■ The records:
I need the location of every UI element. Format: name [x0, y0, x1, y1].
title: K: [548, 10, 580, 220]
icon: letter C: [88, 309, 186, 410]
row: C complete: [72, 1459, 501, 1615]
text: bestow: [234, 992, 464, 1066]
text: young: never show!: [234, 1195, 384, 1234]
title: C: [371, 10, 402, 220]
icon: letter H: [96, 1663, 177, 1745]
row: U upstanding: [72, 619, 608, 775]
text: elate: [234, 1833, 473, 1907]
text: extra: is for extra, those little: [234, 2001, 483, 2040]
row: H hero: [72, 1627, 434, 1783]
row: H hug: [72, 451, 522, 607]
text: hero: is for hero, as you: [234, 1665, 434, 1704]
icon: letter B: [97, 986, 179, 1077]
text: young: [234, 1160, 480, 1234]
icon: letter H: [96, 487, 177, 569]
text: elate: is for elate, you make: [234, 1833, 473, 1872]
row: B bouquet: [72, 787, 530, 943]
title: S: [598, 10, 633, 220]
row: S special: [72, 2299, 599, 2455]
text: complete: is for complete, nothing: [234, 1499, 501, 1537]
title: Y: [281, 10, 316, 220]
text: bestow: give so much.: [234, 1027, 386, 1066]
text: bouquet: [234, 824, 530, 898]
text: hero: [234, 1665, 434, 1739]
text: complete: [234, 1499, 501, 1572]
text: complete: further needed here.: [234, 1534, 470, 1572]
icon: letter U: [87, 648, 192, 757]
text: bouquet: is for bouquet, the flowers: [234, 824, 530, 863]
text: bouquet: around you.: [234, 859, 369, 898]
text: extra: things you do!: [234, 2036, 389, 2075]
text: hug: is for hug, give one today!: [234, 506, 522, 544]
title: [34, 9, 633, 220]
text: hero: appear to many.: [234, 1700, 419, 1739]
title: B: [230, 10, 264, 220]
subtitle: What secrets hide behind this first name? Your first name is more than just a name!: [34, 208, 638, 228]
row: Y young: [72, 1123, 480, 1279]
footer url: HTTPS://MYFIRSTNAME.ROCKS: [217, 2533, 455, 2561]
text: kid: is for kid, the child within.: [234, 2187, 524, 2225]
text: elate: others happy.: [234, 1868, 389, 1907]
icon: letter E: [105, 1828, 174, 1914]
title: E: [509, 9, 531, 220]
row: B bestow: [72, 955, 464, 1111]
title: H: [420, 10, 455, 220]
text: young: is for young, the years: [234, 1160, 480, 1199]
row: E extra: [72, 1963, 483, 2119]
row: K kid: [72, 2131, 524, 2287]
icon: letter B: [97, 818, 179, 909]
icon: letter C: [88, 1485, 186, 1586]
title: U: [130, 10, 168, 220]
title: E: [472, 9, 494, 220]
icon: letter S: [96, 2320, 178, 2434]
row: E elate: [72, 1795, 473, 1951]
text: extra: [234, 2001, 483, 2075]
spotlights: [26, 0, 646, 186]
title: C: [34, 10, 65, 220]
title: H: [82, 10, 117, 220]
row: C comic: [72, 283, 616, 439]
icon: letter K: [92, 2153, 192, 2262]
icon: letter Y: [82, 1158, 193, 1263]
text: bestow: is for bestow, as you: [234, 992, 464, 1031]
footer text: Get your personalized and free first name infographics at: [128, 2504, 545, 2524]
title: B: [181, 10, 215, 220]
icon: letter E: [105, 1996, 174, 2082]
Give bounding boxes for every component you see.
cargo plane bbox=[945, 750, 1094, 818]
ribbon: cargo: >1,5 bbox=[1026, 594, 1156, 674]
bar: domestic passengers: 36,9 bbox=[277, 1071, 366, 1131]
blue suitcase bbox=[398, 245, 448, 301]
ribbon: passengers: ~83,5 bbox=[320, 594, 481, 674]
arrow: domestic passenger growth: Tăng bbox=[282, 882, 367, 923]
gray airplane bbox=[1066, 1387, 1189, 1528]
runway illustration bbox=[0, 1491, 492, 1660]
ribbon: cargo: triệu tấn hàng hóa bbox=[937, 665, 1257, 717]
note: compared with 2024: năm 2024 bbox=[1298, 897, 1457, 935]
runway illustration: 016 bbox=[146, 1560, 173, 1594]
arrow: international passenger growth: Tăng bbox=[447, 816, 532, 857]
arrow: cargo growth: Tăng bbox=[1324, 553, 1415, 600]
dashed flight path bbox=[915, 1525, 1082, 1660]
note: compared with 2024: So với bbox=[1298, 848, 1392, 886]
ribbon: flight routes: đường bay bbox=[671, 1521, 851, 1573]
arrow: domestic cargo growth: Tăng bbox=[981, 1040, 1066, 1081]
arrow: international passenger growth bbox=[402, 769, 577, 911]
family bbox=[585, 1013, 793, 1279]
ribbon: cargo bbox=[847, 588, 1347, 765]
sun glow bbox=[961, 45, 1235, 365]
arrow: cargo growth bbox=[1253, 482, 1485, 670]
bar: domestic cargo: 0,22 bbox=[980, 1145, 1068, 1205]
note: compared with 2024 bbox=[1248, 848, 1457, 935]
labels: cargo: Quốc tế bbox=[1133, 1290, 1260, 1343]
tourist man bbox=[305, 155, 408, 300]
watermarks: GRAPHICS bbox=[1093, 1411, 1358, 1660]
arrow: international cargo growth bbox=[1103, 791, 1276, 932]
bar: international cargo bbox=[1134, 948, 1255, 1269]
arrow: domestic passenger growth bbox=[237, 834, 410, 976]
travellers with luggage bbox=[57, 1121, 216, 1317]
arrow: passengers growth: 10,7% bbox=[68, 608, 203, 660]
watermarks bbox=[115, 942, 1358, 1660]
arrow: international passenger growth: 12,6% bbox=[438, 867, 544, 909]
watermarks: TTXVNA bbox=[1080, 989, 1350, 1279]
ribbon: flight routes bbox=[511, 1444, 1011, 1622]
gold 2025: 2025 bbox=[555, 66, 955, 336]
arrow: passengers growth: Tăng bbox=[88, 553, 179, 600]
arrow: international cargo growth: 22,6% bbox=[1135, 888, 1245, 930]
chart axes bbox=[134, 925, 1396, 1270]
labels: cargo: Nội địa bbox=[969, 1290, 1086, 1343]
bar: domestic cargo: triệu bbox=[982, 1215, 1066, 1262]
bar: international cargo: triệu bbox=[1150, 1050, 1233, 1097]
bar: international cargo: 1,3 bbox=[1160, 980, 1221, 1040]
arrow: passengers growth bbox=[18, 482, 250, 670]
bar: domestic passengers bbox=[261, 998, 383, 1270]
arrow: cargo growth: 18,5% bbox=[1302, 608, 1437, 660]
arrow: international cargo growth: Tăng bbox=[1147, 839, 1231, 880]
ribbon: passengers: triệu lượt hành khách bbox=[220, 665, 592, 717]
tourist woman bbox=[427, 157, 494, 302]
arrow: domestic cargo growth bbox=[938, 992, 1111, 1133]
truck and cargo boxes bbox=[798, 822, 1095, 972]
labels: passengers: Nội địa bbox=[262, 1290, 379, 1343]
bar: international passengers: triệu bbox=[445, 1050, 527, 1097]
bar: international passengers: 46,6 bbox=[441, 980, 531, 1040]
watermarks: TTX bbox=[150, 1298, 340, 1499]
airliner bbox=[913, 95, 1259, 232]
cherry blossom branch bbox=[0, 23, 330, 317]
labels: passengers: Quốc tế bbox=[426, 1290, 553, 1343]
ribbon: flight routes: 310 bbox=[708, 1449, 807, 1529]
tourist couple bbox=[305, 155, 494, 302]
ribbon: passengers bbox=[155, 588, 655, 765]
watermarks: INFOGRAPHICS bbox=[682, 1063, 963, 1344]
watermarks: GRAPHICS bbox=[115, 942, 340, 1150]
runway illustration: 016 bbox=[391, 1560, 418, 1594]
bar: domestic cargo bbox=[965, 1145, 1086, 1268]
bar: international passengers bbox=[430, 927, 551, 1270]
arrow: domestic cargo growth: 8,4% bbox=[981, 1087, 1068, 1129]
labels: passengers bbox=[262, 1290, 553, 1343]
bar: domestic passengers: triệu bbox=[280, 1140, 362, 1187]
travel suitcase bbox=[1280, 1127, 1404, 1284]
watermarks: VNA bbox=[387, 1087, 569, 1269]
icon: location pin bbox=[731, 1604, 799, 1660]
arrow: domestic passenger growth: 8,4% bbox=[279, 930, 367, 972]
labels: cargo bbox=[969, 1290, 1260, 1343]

■ Written exercise: Gather every line of the rows above that contains the word "elate", and treat uppercase and lowercase as different.

■ Exercise answer:
text: elate: [234, 1833, 473, 1907]
text: elate: is for elate, you make: [234, 1833, 473, 1872]
text: elate: others happy.: [234, 1868, 389, 1907]
row: E elate: [72, 1795, 473, 1951]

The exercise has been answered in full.